→ What to do:
Count how many lines hold the string "Dostawcze". Give that number alone.

→ Data for the task:
** START **

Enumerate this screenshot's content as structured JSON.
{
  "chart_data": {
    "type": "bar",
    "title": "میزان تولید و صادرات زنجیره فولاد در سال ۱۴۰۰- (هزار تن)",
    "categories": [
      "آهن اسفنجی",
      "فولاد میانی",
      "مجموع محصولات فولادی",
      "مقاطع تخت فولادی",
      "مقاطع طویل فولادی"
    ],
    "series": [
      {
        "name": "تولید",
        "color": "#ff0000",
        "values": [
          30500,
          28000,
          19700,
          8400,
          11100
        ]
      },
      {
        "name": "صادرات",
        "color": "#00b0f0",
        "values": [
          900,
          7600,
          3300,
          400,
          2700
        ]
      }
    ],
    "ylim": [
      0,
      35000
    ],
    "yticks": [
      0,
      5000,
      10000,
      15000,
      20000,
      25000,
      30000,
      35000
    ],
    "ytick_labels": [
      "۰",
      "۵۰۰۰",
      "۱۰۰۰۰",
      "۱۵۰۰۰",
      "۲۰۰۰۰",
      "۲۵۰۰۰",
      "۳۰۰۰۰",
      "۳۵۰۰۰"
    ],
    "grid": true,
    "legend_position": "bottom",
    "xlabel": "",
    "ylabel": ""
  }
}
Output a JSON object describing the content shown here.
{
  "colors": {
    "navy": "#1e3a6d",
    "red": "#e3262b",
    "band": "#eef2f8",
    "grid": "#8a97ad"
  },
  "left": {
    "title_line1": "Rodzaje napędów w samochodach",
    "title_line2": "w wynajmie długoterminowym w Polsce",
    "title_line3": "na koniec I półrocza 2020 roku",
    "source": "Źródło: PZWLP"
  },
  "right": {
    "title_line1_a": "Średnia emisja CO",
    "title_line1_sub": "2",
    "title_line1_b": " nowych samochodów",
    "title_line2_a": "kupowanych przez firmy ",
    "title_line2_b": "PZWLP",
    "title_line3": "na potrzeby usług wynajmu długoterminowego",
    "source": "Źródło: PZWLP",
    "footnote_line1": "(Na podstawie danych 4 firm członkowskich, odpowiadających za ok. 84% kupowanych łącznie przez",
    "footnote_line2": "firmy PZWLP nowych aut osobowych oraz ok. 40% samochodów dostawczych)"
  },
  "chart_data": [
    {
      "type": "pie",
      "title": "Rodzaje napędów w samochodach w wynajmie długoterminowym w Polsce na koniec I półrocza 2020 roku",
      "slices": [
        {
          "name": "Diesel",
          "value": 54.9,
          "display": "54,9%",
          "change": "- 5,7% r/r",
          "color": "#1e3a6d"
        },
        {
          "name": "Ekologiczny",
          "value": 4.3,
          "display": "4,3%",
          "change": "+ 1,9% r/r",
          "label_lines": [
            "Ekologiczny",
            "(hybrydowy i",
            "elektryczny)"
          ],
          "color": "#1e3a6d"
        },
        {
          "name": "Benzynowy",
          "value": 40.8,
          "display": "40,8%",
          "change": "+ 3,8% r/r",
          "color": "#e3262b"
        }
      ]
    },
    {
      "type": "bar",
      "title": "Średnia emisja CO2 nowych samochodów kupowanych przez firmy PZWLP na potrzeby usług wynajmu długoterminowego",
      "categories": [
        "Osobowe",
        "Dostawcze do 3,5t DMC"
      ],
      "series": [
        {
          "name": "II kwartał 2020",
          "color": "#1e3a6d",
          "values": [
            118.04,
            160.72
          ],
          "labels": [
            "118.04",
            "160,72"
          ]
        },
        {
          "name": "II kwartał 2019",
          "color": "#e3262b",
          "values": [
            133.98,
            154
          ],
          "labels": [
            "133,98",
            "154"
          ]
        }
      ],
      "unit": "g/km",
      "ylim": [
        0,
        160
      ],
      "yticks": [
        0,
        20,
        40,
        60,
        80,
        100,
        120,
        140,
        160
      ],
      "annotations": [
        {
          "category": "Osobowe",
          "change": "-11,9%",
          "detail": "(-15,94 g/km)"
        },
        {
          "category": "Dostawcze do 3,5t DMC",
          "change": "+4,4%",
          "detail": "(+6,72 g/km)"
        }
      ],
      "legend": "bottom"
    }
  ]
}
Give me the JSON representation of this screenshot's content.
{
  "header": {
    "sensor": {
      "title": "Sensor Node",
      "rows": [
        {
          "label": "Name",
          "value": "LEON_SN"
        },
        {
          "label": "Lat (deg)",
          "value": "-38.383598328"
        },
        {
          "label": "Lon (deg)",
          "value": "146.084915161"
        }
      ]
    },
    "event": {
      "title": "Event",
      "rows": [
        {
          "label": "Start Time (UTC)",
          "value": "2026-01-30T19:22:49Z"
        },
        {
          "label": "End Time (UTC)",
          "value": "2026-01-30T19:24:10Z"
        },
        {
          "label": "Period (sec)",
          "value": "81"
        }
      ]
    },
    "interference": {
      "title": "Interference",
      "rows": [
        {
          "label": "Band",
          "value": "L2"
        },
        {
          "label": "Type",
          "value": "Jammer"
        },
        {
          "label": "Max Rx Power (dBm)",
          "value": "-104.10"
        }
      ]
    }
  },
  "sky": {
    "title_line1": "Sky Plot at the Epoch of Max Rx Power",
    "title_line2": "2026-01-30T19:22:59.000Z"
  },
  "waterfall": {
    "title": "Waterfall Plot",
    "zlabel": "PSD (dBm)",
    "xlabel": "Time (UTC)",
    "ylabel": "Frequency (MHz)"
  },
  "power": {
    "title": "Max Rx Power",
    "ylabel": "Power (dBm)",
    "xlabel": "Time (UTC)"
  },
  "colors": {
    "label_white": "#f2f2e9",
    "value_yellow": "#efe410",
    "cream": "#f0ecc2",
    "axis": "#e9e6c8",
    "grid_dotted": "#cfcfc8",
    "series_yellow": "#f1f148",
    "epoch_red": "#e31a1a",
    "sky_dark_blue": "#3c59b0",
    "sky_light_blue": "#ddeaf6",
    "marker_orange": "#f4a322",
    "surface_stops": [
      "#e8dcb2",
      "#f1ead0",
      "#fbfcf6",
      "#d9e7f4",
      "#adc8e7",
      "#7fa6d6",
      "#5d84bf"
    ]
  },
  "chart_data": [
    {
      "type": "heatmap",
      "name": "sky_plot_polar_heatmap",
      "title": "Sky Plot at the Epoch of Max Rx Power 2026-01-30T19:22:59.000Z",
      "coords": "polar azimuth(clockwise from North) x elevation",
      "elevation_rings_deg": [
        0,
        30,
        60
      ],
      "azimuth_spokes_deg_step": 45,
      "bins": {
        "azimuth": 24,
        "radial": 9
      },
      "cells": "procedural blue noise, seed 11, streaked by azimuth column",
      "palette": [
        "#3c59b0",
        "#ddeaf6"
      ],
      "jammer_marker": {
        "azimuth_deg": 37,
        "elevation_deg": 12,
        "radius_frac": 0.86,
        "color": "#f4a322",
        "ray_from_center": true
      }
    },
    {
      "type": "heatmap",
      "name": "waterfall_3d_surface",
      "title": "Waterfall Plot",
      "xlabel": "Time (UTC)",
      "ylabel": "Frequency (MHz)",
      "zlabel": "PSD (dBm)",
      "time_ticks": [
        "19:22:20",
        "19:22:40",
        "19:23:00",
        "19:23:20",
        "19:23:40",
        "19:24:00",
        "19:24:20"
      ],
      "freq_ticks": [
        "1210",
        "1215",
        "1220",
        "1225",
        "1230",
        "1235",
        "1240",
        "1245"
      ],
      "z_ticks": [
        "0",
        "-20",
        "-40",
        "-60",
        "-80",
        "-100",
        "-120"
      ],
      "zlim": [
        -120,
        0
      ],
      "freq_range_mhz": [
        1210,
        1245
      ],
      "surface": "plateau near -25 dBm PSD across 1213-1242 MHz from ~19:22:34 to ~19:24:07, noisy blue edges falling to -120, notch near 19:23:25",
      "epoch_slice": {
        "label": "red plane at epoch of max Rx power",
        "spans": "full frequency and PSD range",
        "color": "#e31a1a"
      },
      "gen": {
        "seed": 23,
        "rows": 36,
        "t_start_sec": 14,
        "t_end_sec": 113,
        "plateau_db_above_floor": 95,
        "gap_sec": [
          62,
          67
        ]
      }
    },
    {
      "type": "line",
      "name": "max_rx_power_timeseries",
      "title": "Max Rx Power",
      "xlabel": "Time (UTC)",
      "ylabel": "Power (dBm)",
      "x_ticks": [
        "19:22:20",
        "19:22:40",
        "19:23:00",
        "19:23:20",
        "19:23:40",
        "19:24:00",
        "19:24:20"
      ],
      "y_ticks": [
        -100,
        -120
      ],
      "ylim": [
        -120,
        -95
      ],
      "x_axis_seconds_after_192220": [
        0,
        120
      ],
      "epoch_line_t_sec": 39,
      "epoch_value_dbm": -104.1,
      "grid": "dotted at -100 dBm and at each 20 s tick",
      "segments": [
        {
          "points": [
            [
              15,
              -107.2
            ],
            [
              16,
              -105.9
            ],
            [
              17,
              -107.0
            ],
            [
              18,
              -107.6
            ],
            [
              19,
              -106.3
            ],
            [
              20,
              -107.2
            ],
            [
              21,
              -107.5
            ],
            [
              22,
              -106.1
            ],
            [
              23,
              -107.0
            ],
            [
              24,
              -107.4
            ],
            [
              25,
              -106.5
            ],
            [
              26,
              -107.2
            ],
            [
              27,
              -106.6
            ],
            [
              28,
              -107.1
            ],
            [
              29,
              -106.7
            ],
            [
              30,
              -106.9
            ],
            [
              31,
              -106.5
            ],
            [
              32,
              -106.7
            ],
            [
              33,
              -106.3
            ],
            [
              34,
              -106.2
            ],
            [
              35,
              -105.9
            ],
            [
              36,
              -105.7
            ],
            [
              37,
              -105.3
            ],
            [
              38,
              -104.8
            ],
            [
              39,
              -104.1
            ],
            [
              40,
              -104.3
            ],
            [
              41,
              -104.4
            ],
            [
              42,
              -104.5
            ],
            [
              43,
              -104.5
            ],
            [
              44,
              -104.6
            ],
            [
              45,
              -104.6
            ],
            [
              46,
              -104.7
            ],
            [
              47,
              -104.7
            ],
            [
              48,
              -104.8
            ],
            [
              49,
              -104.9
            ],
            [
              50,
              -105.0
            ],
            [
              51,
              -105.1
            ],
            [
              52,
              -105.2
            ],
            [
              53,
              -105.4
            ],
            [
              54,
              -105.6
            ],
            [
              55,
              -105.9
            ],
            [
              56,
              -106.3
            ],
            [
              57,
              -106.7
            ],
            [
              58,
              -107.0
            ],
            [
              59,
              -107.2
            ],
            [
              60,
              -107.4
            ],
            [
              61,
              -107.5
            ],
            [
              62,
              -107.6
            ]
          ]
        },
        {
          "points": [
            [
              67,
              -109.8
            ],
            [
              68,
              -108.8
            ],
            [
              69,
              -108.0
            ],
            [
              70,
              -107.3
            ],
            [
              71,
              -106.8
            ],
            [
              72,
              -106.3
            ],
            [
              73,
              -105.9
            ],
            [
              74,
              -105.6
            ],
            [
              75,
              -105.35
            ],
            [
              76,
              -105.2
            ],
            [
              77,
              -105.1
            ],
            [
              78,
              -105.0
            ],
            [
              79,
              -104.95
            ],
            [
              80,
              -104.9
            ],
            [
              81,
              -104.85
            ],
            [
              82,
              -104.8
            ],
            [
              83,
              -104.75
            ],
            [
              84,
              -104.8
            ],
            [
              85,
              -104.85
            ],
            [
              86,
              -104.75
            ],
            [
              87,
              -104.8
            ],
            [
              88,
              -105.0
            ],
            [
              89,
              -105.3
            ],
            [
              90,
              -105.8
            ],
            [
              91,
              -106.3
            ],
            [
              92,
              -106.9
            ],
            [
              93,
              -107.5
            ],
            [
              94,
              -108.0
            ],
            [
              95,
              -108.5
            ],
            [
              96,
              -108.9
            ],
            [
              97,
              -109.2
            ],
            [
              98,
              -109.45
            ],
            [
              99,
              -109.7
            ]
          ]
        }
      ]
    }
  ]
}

** END **

→ Solution:
2